THE EXERCISE | Pull every line that holds the word "Randomizer" from the entries.

Recorded data |

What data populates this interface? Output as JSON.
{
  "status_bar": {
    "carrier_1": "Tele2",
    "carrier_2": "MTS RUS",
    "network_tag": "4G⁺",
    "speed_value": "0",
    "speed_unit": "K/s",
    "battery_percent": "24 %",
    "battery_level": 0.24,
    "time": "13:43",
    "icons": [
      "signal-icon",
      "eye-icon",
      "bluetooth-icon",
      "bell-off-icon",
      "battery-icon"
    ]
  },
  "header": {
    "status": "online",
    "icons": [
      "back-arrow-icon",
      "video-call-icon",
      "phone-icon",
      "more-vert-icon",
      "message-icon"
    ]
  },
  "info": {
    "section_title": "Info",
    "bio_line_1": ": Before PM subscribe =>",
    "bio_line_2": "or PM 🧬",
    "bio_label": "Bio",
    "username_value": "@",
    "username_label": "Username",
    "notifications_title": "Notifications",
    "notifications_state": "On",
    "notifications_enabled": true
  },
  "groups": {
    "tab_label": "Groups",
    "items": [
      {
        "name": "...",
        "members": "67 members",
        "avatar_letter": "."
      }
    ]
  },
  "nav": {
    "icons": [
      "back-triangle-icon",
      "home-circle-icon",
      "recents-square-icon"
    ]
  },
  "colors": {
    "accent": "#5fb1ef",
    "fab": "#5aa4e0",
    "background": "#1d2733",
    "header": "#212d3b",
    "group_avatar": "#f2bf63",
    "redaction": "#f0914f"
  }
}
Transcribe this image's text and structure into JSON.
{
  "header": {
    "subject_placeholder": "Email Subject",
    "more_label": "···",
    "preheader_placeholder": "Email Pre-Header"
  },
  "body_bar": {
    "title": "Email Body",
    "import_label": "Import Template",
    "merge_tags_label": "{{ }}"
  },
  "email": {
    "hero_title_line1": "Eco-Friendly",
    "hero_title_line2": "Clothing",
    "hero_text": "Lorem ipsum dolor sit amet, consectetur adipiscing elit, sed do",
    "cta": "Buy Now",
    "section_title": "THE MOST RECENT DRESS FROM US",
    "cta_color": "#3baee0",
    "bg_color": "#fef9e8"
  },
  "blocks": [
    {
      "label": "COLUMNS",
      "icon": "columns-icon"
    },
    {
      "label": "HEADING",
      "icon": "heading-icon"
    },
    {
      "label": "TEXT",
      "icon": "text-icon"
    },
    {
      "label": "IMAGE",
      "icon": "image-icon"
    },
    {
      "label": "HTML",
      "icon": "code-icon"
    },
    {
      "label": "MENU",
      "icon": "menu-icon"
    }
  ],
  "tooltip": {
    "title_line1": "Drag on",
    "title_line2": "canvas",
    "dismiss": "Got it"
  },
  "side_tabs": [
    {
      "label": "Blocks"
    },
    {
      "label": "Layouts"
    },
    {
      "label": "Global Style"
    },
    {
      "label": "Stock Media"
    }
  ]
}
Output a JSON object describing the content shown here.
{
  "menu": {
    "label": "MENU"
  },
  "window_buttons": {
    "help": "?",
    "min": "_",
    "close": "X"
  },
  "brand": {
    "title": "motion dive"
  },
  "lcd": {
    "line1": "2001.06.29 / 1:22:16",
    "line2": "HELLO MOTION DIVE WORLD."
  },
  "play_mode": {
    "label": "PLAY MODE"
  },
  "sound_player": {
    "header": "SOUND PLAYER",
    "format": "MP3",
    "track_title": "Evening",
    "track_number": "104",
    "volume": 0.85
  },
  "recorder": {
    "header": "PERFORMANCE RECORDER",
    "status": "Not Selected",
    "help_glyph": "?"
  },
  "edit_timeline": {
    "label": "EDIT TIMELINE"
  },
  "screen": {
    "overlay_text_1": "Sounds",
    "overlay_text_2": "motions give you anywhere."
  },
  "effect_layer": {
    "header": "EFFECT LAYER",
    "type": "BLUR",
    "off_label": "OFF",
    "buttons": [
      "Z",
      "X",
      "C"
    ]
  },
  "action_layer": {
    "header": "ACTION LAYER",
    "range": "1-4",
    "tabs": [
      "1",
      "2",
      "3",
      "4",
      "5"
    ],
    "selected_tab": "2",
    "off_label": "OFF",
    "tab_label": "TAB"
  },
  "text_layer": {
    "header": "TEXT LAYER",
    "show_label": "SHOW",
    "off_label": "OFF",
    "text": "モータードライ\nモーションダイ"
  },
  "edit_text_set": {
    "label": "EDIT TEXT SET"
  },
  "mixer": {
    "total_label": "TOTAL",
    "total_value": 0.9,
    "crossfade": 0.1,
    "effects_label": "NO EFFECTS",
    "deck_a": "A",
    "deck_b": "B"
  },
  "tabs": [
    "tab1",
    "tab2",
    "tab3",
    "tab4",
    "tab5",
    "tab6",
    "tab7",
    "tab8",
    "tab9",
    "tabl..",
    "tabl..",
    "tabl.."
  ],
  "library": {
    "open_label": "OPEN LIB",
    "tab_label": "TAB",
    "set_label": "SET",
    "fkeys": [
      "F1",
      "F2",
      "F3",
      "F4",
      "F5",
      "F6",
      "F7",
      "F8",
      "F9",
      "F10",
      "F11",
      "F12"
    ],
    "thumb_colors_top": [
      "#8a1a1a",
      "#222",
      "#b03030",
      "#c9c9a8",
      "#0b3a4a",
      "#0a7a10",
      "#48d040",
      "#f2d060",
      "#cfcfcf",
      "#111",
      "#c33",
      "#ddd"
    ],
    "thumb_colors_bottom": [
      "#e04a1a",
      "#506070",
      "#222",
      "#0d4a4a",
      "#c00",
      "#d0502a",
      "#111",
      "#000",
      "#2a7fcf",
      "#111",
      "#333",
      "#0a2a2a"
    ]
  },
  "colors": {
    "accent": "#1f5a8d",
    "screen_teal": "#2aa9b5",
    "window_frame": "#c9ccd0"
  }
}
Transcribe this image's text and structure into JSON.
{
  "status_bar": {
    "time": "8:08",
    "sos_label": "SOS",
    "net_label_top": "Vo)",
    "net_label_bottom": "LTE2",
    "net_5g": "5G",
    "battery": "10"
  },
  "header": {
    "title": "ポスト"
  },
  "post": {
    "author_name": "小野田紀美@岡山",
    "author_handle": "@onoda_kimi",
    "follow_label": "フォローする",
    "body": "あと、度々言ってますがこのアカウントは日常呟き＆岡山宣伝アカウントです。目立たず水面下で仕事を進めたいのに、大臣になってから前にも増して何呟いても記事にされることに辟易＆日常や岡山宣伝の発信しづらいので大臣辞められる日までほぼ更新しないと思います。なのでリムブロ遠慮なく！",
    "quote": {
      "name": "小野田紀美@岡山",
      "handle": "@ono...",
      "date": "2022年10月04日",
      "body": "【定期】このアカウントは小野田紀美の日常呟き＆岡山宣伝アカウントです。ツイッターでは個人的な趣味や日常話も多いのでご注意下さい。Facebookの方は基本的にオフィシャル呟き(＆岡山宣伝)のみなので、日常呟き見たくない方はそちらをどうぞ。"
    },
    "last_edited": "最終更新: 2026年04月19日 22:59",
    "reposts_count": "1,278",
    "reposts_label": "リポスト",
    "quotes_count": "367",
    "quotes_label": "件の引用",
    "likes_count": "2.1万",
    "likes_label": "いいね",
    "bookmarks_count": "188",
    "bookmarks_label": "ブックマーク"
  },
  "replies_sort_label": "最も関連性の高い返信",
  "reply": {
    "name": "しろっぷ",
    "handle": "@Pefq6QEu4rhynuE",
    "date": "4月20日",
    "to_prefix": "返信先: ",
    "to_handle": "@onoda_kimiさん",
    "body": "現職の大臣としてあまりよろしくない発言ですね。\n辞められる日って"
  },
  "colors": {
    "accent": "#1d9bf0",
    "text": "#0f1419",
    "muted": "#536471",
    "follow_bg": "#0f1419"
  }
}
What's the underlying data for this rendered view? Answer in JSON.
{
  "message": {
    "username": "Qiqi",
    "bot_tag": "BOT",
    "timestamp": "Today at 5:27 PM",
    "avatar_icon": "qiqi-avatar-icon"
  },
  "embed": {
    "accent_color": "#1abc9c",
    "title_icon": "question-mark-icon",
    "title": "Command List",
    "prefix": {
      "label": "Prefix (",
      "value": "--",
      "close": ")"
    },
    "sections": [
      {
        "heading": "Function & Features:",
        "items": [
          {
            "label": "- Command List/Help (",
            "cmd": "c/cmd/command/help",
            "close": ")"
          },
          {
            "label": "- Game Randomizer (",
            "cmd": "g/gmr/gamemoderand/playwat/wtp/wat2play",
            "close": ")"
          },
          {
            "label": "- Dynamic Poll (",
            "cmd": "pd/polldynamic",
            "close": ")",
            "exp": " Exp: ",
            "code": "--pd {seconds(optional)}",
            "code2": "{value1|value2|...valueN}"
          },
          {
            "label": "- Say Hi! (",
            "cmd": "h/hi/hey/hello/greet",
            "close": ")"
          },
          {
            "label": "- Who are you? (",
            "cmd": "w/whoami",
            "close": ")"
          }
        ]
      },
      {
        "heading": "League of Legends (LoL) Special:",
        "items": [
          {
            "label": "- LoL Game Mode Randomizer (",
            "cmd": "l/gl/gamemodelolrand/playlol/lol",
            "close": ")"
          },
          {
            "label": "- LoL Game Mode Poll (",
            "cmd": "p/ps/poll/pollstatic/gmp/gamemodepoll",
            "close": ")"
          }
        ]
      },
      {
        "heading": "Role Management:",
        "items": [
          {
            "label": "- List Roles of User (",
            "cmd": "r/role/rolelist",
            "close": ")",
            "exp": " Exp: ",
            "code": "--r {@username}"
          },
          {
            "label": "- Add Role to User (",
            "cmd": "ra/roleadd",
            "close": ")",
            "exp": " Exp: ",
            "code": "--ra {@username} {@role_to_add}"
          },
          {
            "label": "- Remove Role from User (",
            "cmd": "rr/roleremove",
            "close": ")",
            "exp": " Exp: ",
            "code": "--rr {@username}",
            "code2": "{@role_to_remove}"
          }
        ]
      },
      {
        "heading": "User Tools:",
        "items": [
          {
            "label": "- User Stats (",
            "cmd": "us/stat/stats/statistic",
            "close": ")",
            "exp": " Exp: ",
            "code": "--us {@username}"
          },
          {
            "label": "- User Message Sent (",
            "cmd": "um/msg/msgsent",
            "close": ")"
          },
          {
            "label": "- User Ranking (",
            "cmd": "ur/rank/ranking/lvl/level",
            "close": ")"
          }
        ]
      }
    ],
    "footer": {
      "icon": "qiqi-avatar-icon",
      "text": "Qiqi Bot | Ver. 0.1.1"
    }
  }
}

RESULT FOR THIS EXERCISE |
            "label": "- Game Randomizer (",
            "label": "- LoL Game Mode Randomizer (",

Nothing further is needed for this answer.